GIVEN PROBLEM:
How many of the lines contain the string "this"? Give the number, with no other words.

Start of ENTRIES

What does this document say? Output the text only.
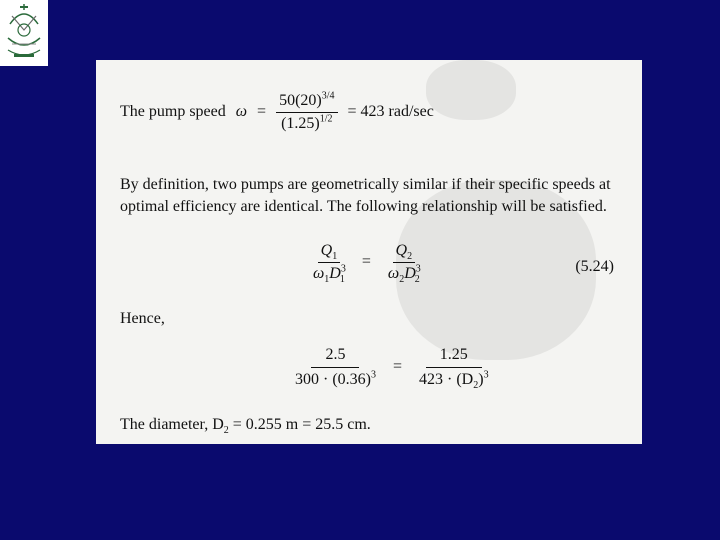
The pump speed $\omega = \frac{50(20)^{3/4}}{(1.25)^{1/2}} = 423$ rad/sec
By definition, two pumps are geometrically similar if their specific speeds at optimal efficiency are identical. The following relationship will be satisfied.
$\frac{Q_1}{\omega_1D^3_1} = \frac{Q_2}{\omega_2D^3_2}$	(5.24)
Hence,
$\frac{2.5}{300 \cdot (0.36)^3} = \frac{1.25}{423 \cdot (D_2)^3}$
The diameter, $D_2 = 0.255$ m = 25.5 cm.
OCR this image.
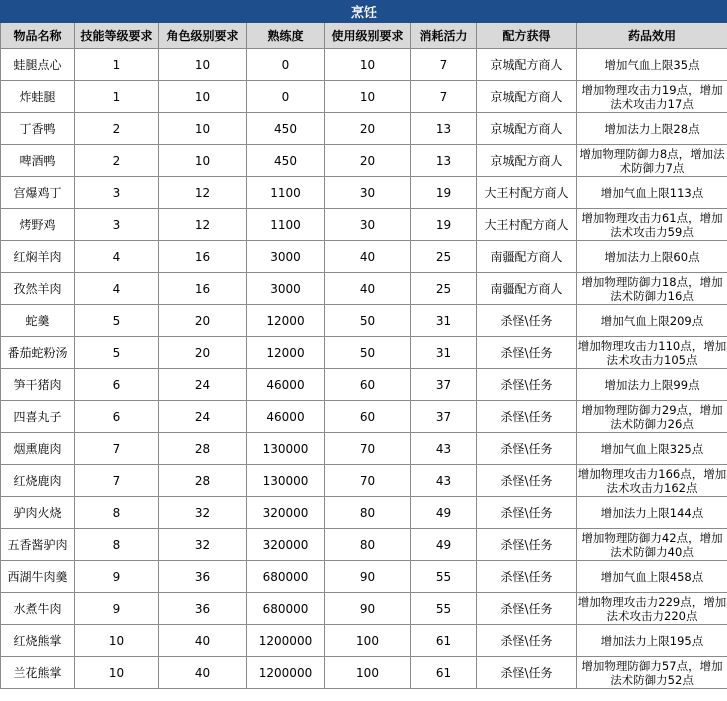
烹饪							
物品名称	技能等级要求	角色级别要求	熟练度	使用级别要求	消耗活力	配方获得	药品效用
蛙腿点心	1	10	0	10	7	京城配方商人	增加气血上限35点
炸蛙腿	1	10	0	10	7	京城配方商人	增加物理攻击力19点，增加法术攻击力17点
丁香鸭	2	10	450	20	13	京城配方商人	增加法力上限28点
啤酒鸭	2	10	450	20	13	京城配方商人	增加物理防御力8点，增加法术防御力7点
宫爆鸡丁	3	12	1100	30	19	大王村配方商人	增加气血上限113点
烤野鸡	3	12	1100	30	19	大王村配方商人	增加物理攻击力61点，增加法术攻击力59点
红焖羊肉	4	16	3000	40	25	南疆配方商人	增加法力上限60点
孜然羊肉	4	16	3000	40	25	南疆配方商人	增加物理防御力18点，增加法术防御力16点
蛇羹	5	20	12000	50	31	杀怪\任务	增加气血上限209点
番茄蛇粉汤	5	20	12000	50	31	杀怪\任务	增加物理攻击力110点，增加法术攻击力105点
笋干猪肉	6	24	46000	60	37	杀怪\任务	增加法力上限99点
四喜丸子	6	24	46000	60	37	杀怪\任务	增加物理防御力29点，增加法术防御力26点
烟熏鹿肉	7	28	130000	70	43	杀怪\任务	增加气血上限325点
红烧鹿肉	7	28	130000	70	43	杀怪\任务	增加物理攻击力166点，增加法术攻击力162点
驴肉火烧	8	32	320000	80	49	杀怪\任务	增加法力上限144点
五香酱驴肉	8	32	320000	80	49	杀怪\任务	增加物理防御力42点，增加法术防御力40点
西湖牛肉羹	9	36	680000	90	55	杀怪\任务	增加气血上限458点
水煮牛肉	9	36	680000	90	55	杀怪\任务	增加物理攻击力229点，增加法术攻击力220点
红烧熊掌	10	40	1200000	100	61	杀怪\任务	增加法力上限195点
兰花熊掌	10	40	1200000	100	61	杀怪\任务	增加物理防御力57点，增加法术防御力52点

End of ENTRIES
Start of ENTRIES

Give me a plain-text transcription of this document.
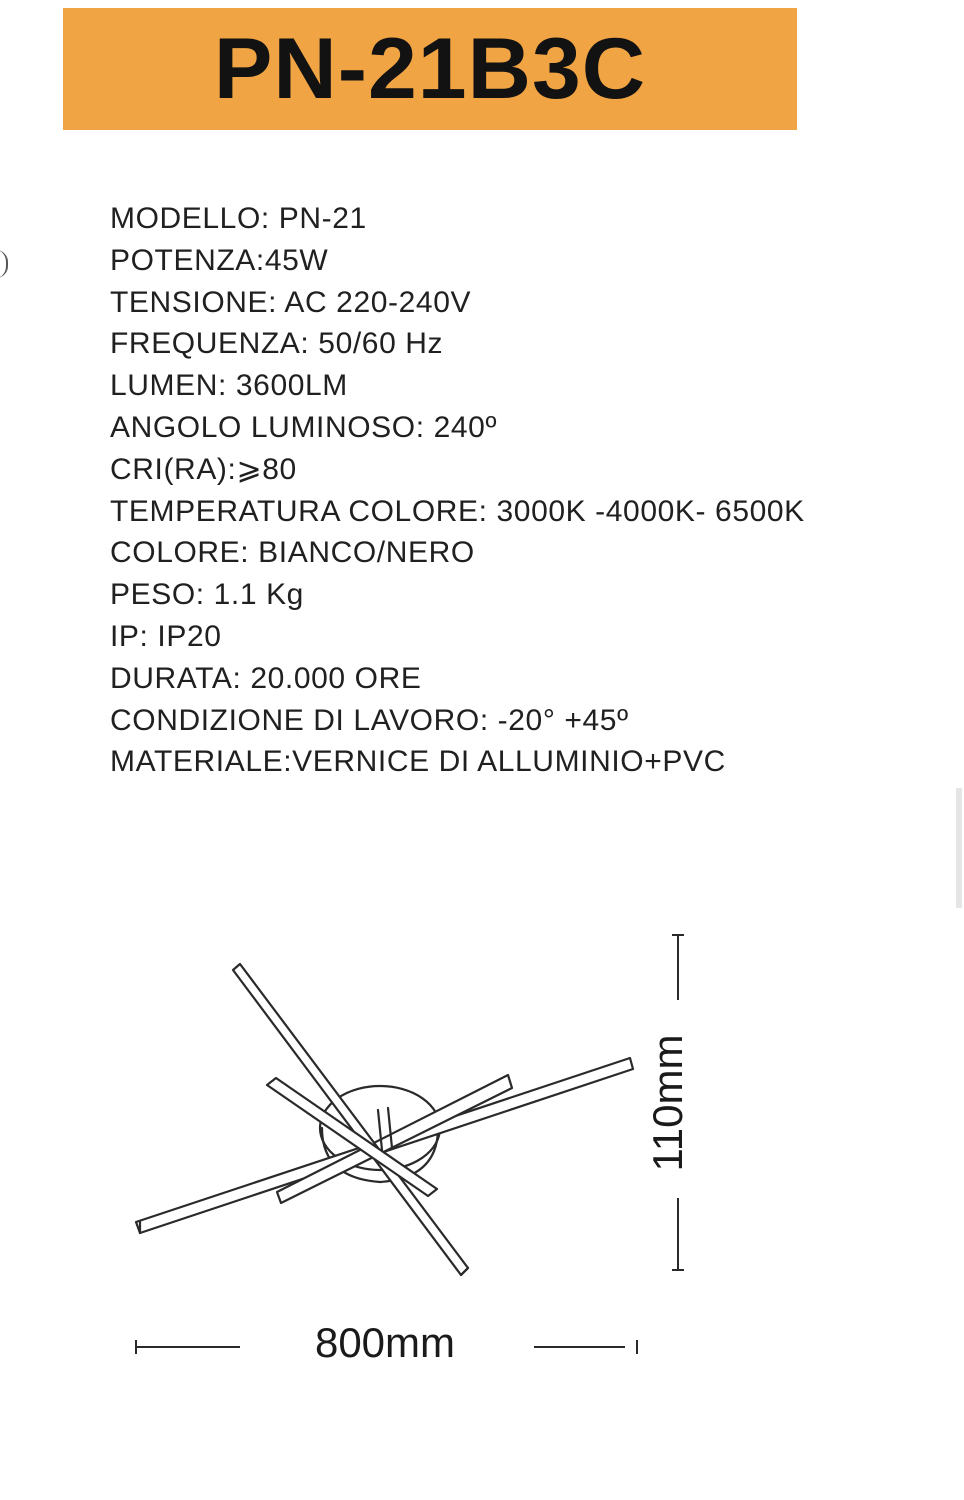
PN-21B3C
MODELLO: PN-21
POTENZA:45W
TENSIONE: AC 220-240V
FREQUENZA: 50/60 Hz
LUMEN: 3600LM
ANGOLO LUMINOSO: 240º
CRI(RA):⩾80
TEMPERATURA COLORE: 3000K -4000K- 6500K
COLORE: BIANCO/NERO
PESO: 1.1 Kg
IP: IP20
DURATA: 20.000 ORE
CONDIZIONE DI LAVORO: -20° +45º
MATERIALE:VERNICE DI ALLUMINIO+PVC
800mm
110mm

End of ENTRIES

RESPONSE BELOW:
3